▶ SUPPLIED DATA
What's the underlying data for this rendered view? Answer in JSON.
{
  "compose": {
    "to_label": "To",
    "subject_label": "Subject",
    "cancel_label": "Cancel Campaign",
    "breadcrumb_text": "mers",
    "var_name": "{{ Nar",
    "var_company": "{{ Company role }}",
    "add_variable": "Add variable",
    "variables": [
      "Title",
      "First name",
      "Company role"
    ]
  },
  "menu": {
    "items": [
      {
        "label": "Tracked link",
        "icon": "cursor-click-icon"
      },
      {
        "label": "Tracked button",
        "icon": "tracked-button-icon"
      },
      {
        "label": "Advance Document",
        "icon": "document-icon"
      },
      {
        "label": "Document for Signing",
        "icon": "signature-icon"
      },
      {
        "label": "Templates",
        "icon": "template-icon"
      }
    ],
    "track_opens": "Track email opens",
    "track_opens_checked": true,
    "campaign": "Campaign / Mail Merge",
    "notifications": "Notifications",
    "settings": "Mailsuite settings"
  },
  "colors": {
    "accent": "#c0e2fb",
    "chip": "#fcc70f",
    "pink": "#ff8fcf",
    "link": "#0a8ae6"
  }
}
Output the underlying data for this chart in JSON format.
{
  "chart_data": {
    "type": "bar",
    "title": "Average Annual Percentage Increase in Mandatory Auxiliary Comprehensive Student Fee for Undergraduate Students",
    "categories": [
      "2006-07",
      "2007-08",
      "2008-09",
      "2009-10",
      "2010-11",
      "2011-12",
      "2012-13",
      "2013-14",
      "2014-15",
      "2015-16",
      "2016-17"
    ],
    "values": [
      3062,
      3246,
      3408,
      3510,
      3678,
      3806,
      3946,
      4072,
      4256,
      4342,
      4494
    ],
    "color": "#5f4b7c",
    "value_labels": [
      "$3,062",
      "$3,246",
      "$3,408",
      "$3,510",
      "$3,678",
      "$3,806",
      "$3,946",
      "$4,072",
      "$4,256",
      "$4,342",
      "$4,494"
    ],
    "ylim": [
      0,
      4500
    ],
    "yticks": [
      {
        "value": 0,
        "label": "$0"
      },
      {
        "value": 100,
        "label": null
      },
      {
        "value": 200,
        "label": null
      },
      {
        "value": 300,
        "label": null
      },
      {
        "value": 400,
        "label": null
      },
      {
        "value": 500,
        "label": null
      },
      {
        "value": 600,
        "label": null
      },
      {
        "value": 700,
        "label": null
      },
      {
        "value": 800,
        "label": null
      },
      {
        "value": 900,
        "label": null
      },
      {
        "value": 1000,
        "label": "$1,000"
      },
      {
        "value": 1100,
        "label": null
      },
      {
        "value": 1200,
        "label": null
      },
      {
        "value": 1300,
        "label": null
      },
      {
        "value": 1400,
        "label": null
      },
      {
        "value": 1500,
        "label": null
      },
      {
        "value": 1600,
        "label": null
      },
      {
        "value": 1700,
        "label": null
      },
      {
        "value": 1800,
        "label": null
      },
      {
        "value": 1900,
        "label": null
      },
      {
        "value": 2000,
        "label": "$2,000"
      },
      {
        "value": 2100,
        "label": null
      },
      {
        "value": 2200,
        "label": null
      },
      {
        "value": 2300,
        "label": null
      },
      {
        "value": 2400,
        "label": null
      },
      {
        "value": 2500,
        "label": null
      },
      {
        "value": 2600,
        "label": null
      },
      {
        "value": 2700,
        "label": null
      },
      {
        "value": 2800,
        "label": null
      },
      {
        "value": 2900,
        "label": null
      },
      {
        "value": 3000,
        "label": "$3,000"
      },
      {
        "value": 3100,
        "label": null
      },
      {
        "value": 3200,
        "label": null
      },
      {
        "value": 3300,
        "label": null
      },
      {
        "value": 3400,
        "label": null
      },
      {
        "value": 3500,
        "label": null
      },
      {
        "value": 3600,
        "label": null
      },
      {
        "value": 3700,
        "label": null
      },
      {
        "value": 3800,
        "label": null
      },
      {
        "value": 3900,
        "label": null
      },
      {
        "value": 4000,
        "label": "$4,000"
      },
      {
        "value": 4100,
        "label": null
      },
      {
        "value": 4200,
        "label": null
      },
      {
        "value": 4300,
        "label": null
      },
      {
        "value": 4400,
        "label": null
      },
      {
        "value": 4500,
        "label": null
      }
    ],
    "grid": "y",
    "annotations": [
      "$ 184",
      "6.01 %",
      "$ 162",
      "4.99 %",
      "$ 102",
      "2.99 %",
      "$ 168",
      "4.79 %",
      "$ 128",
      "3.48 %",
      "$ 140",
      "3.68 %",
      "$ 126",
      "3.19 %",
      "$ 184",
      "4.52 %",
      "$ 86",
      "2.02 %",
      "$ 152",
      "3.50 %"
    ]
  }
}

▶ CHALLENGE
Find the string "JSON" in the listing and return every line that holds it.

▶ OUTPUT FOR THIS TASK
What's the underlying data for this rendered view? Answer in JSON.
Output the underlying data for this chart in JSON format.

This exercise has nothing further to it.